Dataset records
========================================================================
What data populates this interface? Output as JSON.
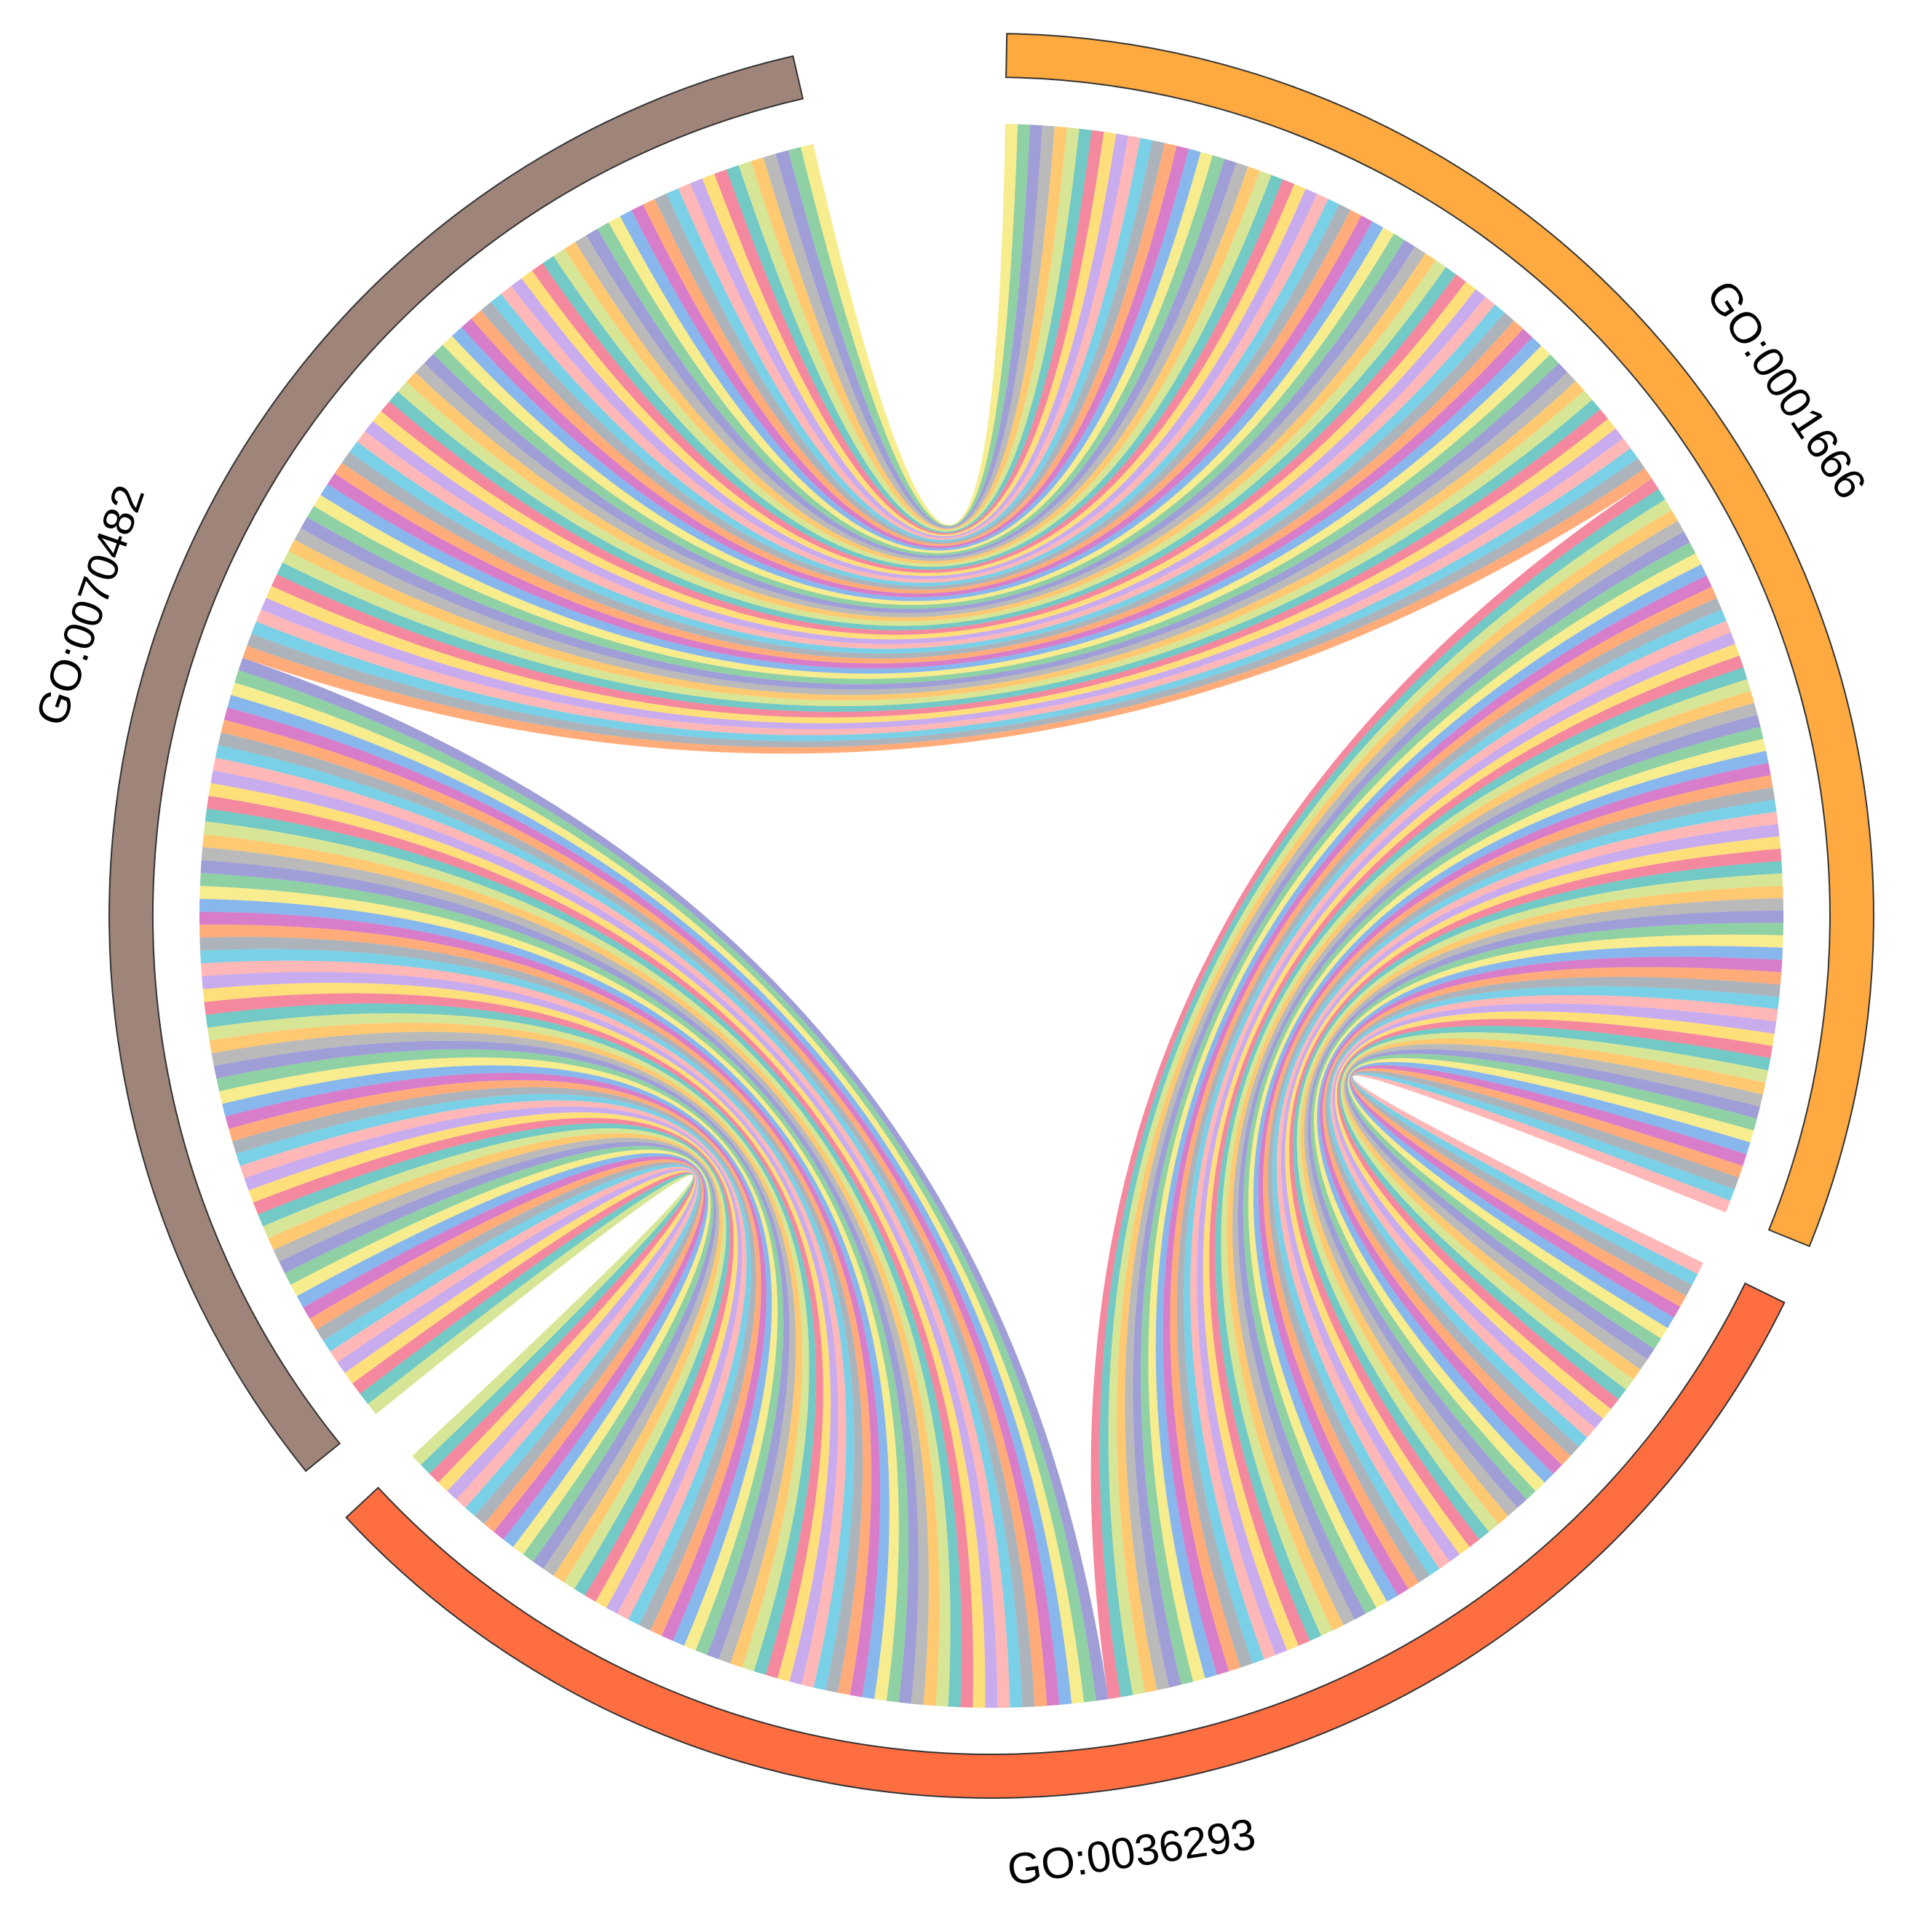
{
  "chart_data": {
    "type": "chord",
    "title": "",
    "sectors": [
      {
        "label": "GO:0001666",
        "color": "#FFAA40",
        "span_deg": 111
      },
      {
        "label": "GO:0036293",
        "color": "#FF6E40",
        "span_deg": 111
      },
      {
        "label": "GO:0070482",
        "color": "#9E8479",
        "span_deg": 116
      }
    ],
    "links_per_pair": 62,
    "link_palette": [
      "#F05A78",
      "#3CB4AF",
      "#C8DC6E",
      "#FFB43C",
      "#A0A0A0",
      "#7B78C8",
      "#64BE82",
      "#F4E664",
      "#5A9BE6",
      "#C84BB4",
      "#FF8C46",
      "#8C96A0",
      "#46BEDC",
      "#FF9B9B",
      "#B48CE6",
      "#FFD246"
    ]
  }
}
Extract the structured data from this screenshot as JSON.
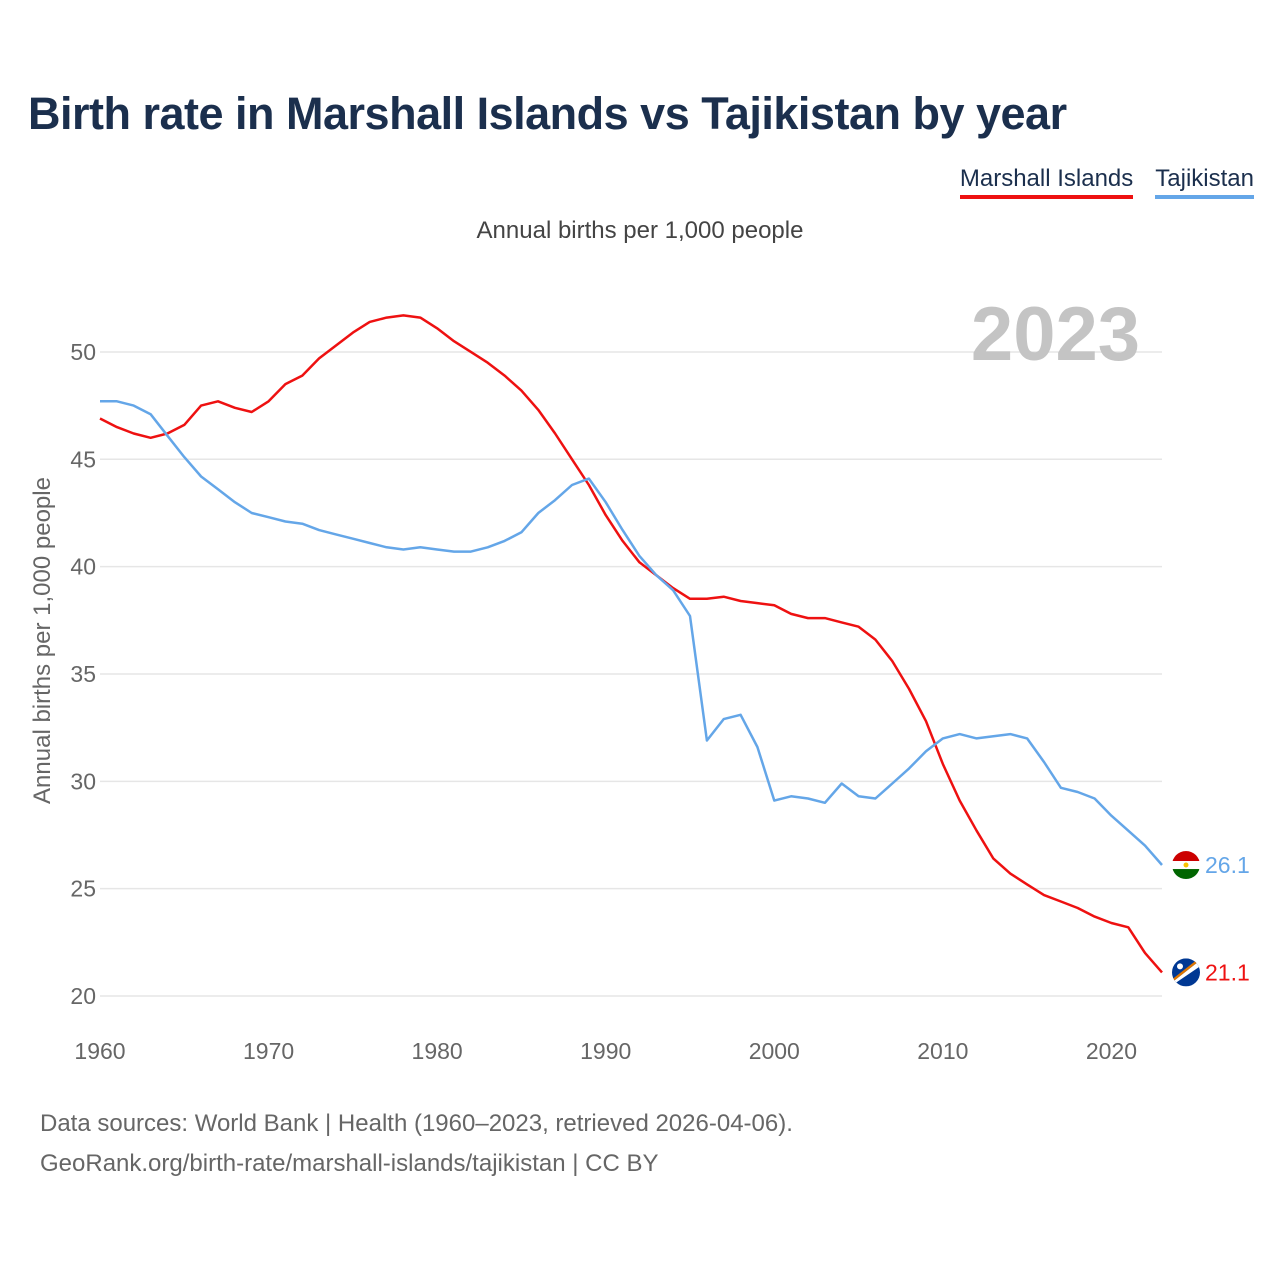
========================================================================
Leave out the pictures and copy everything else in the records word for word.

Finished answer:
What data populates this interface? Output as JSON.
{
  "chart_data": {
    "type": "chord",
    "title": "",
    "sectors": [
      {
        "label": "GO:0001666",
        "color": "#FFAA40",
        "span_deg": 111
      },
      {
        "label": "GO:0036293",
        "color": "#FF6E40",
        "span_deg": 111
      },
      {
        "label": "GO:0070482",
        "color": "#9E8479",
        "span_deg": 116
      }
    ],
    "links_per_pair": 62,
    "link_palette": [
      "#F05A78",
      "#3CB4AF",
      "#C8DC6E",
      "#FFB43C",
      "#A0A0A0",
      "#7B78C8",
      "#64BE82",
      "#F4E664",
      "#5A9BE6",
      "#C84BB4",
      "#FF8C46",
      "#8C96A0",
      "#46BEDC",
      "#FF9B9B",
      "#B48CE6",
      "#FFD246"
    ]
  }
}
Extract the structured data from this screenshot as JSON.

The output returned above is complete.